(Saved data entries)

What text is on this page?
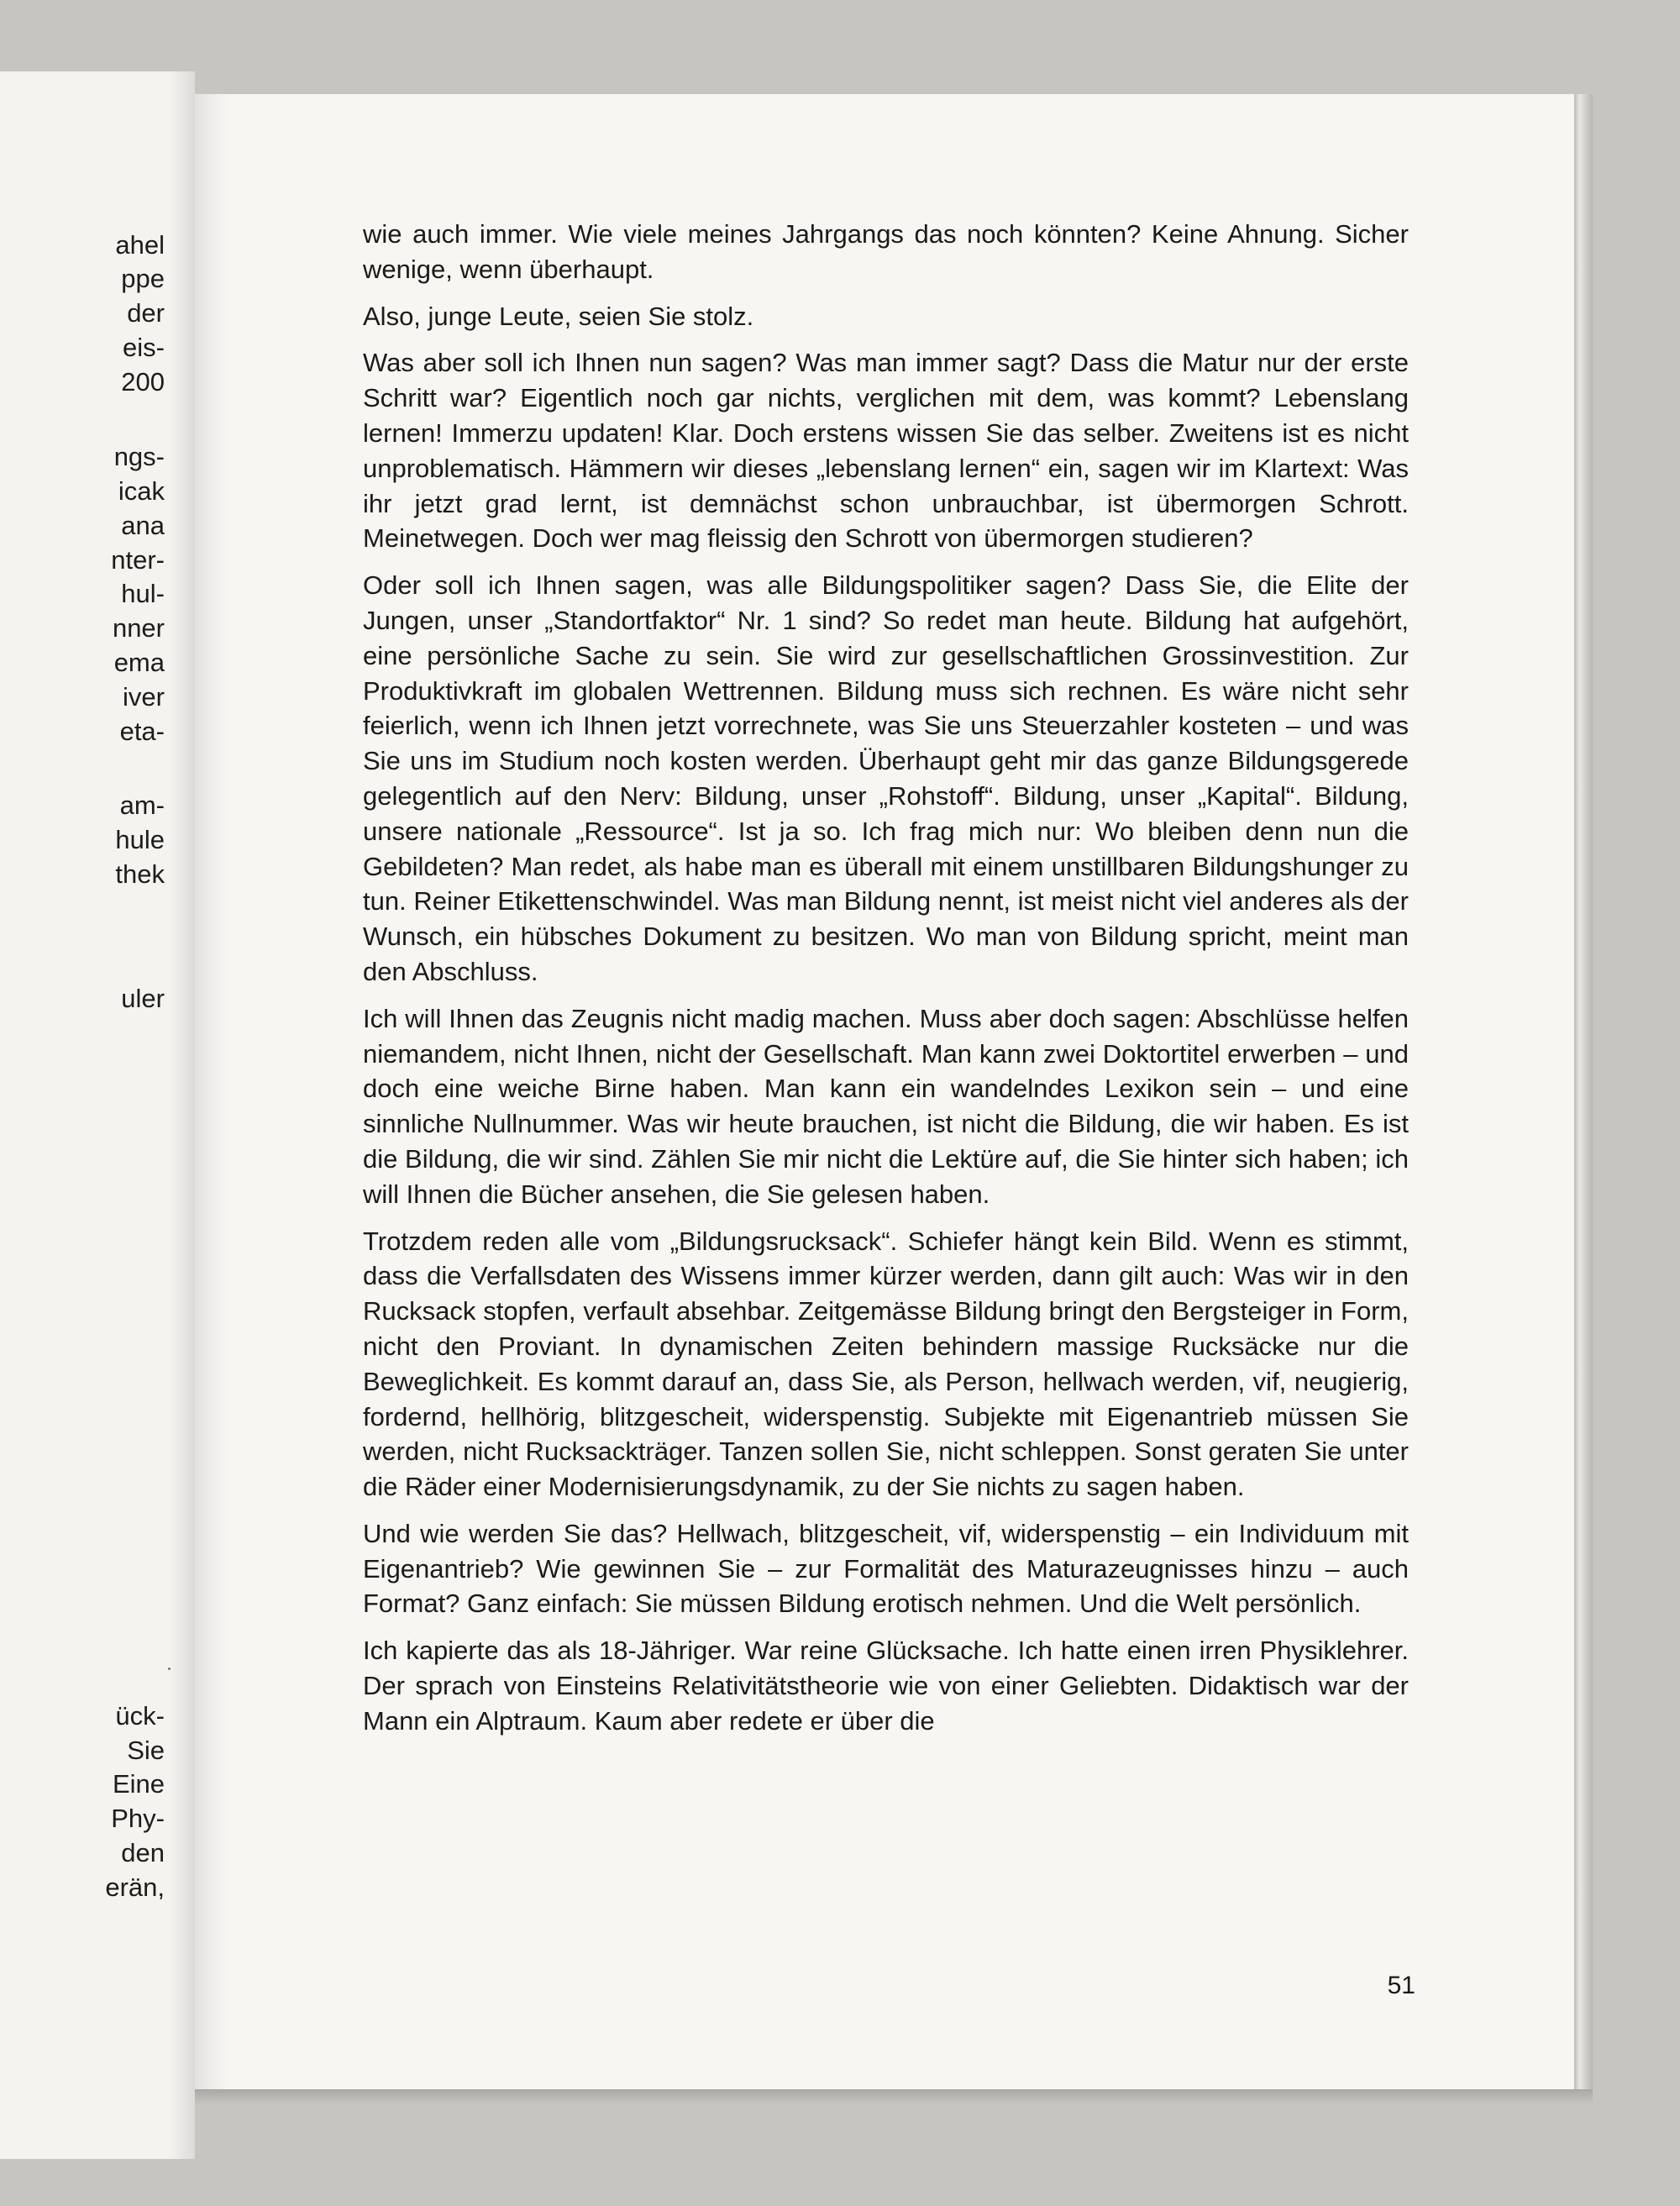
ahel
ppe
der
eis-
200
ngs-
icak
ana
nter-
hul-
nner
ema
iver
eta-
am-
hule
thek
uler
ück-
Sie
Eine
Phy-
den
erän,

wie auch immer. Wie viele meines Jahrgangs das noch könnten? Keine Ahnung. Sicher wenige, wenn überhaupt.

Also, junge Leute, seien Sie stolz.

Was aber soll ich Ihnen nun sagen? Was man immer sagt? Dass die Matur nur der erste Schritt war? Eigentlich noch gar nichts, verglichen mit dem, was kommt? Lebenslang lernen! Immerzu updaten! Klar. Doch erstens wissen Sie das selber. Zweitens ist es nicht unproblematisch. Hämmern wir dieses „lebenslang lernen“ ein, sagen wir im Klartext: Was ihr jetzt grad lernt, ist demnächst schon unbrauchbar, ist übermorgen Schrott. Meinetwegen. Doch wer mag fleissig den Schrott von übermorgen studieren?

Oder soll ich Ihnen sagen, was alle Bildungspolitiker sagen? Dass Sie, die Elite der Jungen, unser „Standortfaktor“ Nr. 1 sind? So redet man heute. Bildung hat aufgehört, eine persönliche Sache zu sein. Sie wird zur gesellschaftlichen Grossinvestition. Zur Produktivkraft im globalen Wettrennen. Bildung muss sich rechnen. Es wäre nicht sehr feierlich, wenn ich Ihnen jetzt vorrechnete, was Sie uns Steuerzahler kosteten – und was Sie uns im Studium noch kosten werden. Überhaupt geht mir das ganze Bildungsgerede gelegentlich auf den Nerv: Bildung, unser „Rohstoff“. Bildung, unser „Kapital“. Bildung, unsere nationale „Ressource“. Ist ja so. Ich frag mich nur: Wo bleiben denn nun die Gebildeten? Man redet, als habe man es überall mit einem unstillbaren Bildungshunger zu tun. Reiner Etikettenschwindel. Was man Bildung nennt, ist meist nicht viel anderes als der Wunsch, ein hübsches Dokument zu besitzen. Wo man von Bildung spricht, meint man den Abschluss.

Ich will Ihnen das Zeugnis nicht madig machen. Muss aber doch sagen: Abschlüsse helfen niemandem, nicht Ihnen, nicht der Gesellschaft. Man kann zwei Doktortitel erwerben – und doch eine weiche Birne haben. Man kann ein wandelndes Lexikon sein – und eine sinnliche Nullnummer. Was wir heute brauchen, ist nicht die Bildung, die wir haben. Es ist die Bildung, die wir sind. Zählen Sie mir nicht die Lektüre auf, die Sie hinter sich haben; ich will Ihnen die Bücher ansehen, die Sie gelesen haben.

Trotzdem reden alle vom „Bildungsrucksack“. Schiefer hängt kein Bild. Wenn es stimmt, dass die Verfallsdaten des Wissens immer kürzer werden, dann gilt auch: Was wir in den Rucksack stopfen, verfault absehbar. Zeitgemässe Bildung bringt den Bergsteiger in Form, nicht den Proviant. In dynamischen Zeiten behindern massige Rucksäcke nur die Beweglichkeit. Es kommt darauf an, dass Sie, als Person, hellwach werden, vif, neugierig, fordernd, hellhörig, blitzgescheit, widerspenstig. Subjekte mit Eigenantrieb müssen Sie werden, nicht Rucksackträger. Tanzen sollen Sie, nicht schleppen. Sonst geraten Sie unter die Räder einer Modernisierungsdynamik, zu der Sie nichts zu sagen haben.

Und wie werden Sie das? Hellwach, blitzgescheit, vif, widerspenstig – ein Individuum mit Eigenantrieb? Wie gewinnen Sie – zur Formalität des Maturazeugnisses hinzu – auch Format? Ganz einfach: Sie müssen Bildung erotisch nehmen. Und die Welt persönlich.

Ich kapierte das als 18-Jähriger. War reine Glücksache. Ich hatte einen irren Physiklehrer. Der sprach von Einsteins Relativitätstheorie wie von einer Geliebten. Didaktisch war der Mann ein Alptraum. Kaum aber redete er über die

51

WRITTEN PROBLEM = Repeat the entries exactly and keep the pictures out of the copy.

SOLUTION TO THE PROBLEM =
What text is on this page?
ahel
ppe
der
eis-
200
ngs-
icak
ana
nter-
hul-
nner
ema
iver
eta-
am-
hule
thek
uler
ück-
Sie
Eine
Phy-
den
erän,

wie auch immer. Wie viele meines Jahrgangs das noch könnten? Keine Ahnung. Sicher wenige, wenn überhaupt.

Also, junge Leute, seien Sie stolz.

Was aber soll ich Ihnen nun sagen? Was man immer sagt? Dass die Matur nur der erste Schritt war? Eigentlich noch gar nichts, verglichen mit dem, was kommt? Lebenslang lernen! Immerzu updaten! Klar. Doch erstens wissen Sie das selber. Zweitens ist es nicht unproblematisch. Hämmern wir dieses „lebenslang lernen“ ein, sagen wir im Klartext: Was ihr jetzt grad lernt, ist demnächst schon unbrauchbar, ist übermorgen Schrott. Meinetwegen. Doch wer mag fleissig den Schrott von übermorgen studieren?

Oder soll ich Ihnen sagen, was alle Bildungspolitiker sagen? Dass Sie, die Elite der Jungen, unser „Standortfaktor“ Nr. 1 sind? So redet man heute. Bildung hat aufgehört, eine persönliche Sache zu sein. Sie wird zur gesellschaftlichen Grossinvestition. Zur Produktivkraft im globalen Wettrennen. Bildung muss sich rechnen. Es wäre nicht sehr feierlich, wenn ich Ihnen jetzt vorrechnete, was Sie uns Steuerzahler kosteten – und was Sie uns im Studium noch kosten werden. Überhaupt geht mir das ganze Bildungsgerede gelegentlich auf den Nerv: Bildung, unser „Rohstoff“. Bildung, unser „Kapital“. Bildung, unsere nationale „Ressource“. Ist ja so. Ich frag mich nur: Wo bleiben denn nun die Gebildeten? Man redet, als habe man es überall mit einem unstillbaren Bildungshunger zu tun. Reiner Etikettenschwindel. Was man Bildung nennt, ist meist nicht viel anderes als der Wunsch, ein hübsches Dokument zu besitzen. Wo man von Bildung spricht, meint man den Abschluss.

Ich will Ihnen das Zeugnis nicht madig machen. Muss aber doch sagen: Abschlüsse helfen niemandem, nicht Ihnen, nicht der Gesellschaft. Man kann zwei Doktortitel erwerben – und doch eine weiche Birne haben. Man kann ein wandelndes Lexikon sein – und eine sinnliche Nullnummer. Was wir heute brauchen, ist nicht die Bildung, die wir haben. Es ist die Bildung, die wir sind. Zählen Sie mir nicht die Lektüre auf, die Sie hinter sich haben; ich will Ihnen die Bücher ansehen, die Sie gelesen haben.

Trotzdem reden alle vom „Bildungsrucksack“. Schiefer hängt kein Bild. Wenn es stimmt, dass die Verfallsdaten des Wissens immer kürzer werden, dann gilt auch: Was wir in den Rucksack stopfen, verfault absehbar. Zeitgemässe Bildung bringt den Bergsteiger in Form, nicht den Proviant. In dynamischen Zeiten behindern massige Rucksäcke nur die Beweglichkeit. Es kommt darauf an, dass Sie, als Person, hellwach werden, vif, neugierig, fordernd, hellhörig, blitzgescheit, widerspenstig. Subjekte mit Eigenantrieb müssen Sie werden, nicht Rucksackträger. Tanzen sollen Sie, nicht schleppen. Sonst geraten Sie unter die Räder einer Modernisierungsdynamik, zu der Sie nichts zu sagen haben.

Und wie werden Sie das? Hellwach, blitzgescheit, vif, widerspenstig – ein Individuum mit Eigenantrieb? Wie gewinnen Sie – zur Formalität des Maturazeugnisses hinzu – auch Format? Ganz einfach: Sie müssen Bildung erotisch nehmen. Und die Welt persönlich.

Ich kapierte das als 18-Jähriger. War reine Glücksache. Ich hatte einen irren Physiklehrer. Der sprach von Einsteins Relativitätstheorie wie von einer Geliebten. Didaktisch war der Mann ein Alptraum. Kaum aber redete er über die

51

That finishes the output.